> Set exercise: Work out how many lines include "text" and answer with that number only.

Structured figure records
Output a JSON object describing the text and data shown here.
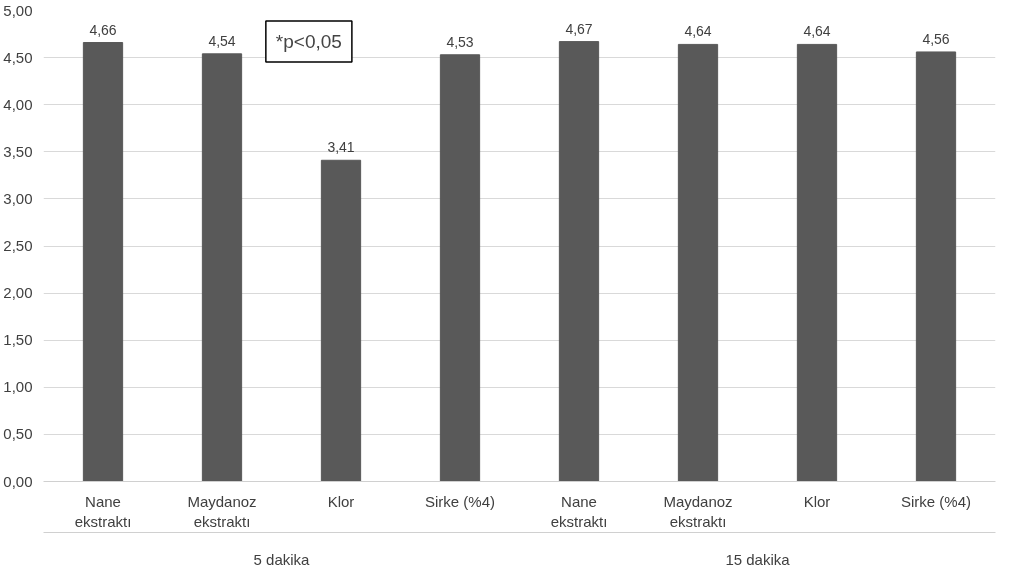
{
  "chart_data": {
    "type": "bar",
    "categories": [
      "Nane\nekstraktı",
      "Maydanoz\nekstraktı",
      "Klor",
      "Sirke (%4)",
      "Nane\nekstraktı",
      "Maydanoz\nekstraktı",
      "Klor",
      "Sirke (%4)"
    ],
    "values": [
      4.66,
      4.54,
      3.41,
      4.53,
      4.67,
      4.64,
      4.64,
      4.56
    ],
    "value_labels": [
      "4,66",
      "4,54",
      "3,41",
      "4,53",
      "4,67",
      "4,64",
      "4,64",
      "4,56"
    ],
    "color": "#595959",
    "ylim": [
      0,
      5
    ],
    "yticks": [
      {
        "value": 0,
        "label": "0,00"
      },
      {
        "value": 0.5,
        "label": "0,50"
      },
      {
        "value": 1,
        "label": "1,00"
      },
      {
        "value": 1.5,
        "label": "1,50"
      },
      {
        "value": 2,
        "label": "2,00"
      },
      {
        "value": 2.5,
        "label": "2,50"
      },
      {
        "value": 3,
        "label": "3,00"
      },
      {
        "value": 3.5,
        "label": "3,50"
      },
      {
        "value": 4,
        "label": "4,00"
      },
      {
        "value": 4.5,
        "label": "4,50"
      },
      {
        "value": 5,
        "label": "5,00"
      }
    ],
    "grid": "y",
    "annotations": [
      "*p<0,05",
      "5 dakika",
      "15 dakika"
    ]
  }
}
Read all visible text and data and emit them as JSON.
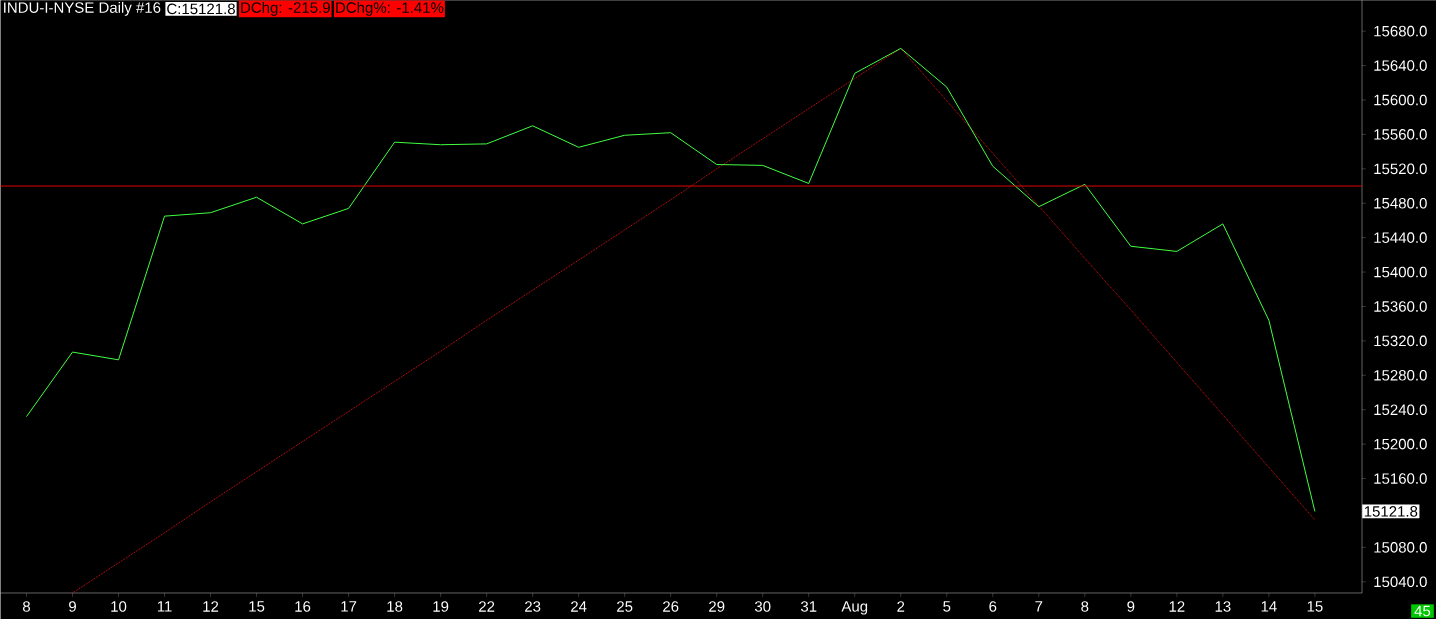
{
  "chart_data": {
    "type": "line",
    "title": "INDU-I-NYSE  Daily  #16",
    "categories": [
      "8",
      "9",
      "10",
      "11",
      "12",
      "15",
      "16",
      "17",
      "18",
      "19",
      "22",
      "23",
      "24",
      "25",
      "26",
      "29",
      "30",
      "31",
      "Aug",
      "2",
      "5",
      "6",
      "7",
      "8",
      "9",
      "12",
      "13",
      "14",
      "15"
    ],
    "series": [
      {
        "color": "#40ff40",
        "line_style": "solid",
        "values": [
          15232,
          15307,
          15298,
          15465,
          15469,
          15487,
          15456,
          15474,
          15551,
          15548,
          15549,
          15570,
          15545,
          15559,
          15562,
          15525,
          15524,
          15503,
          15631,
          15660,
          15615,
          15523,
          15476,
          15502,
          15430,
          15424,
          15456,
          15344,
          15121.8
        ]
      },
      {
        "color": "#e01010",
        "line_style": "dotted",
        "values": [
          null,
          15027,
          15062,
          15097,
          15133,
          15168,
          15203,
          15238,
          15273,
          15308,
          15344,
          15379,
          15414,
          15449,
          15484,
          15520,
          15555,
          15590,
          15625,
          15660,
          15599,
          15538,
          15477,
          15416,
          15356,
          15295,
          15234,
          15173,
          15112
        ]
      }
    ],
    "ylim": [
      15027,
      15716
    ],
    "yticks": [
      {
        "value": 15040,
        "label": "15040.0"
      },
      {
        "value": 15080,
        "label": "15080.0"
      },
      {
        "value": 15120,
        "label": null
      },
      {
        "value": 15160,
        "label": "15160.0"
      },
      {
        "value": 15200,
        "label": "15200.0"
      },
      {
        "value": 15240,
        "label": "15240.0"
      },
      {
        "value": 15280,
        "label": "15280.0"
      },
      {
        "value": 15320,
        "label": "15320.0"
      },
      {
        "value": 15360,
        "label": "15360.0"
      },
      {
        "value": 15400,
        "label": "15400.0"
      },
      {
        "value": 15440,
        "label": "15440.0"
      },
      {
        "value": 15480,
        "label": "15480.0"
      },
      {
        "value": 15520,
        "label": "15520.0"
      },
      {
        "value": 15560,
        "label": "15560.0"
      },
      {
        "value": 15600,
        "label": "15600.0"
      },
      {
        "value": 15640,
        "label": "15640.0"
      },
      {
        "value": 15680,
        "label": "15680.0"
      }
    ],
    "ref_lines": [
      {
        "axis": "y",
        "value": 15500,
        "color": "#e00000"
      }
    ],
    "grid": false,
    "annotations": [
      "C:15121.8",
      "DChg: -215.9",
      "DChg%: -1.41%",
      "15121.8",
      "45"
    ]
  }
}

> The result: 2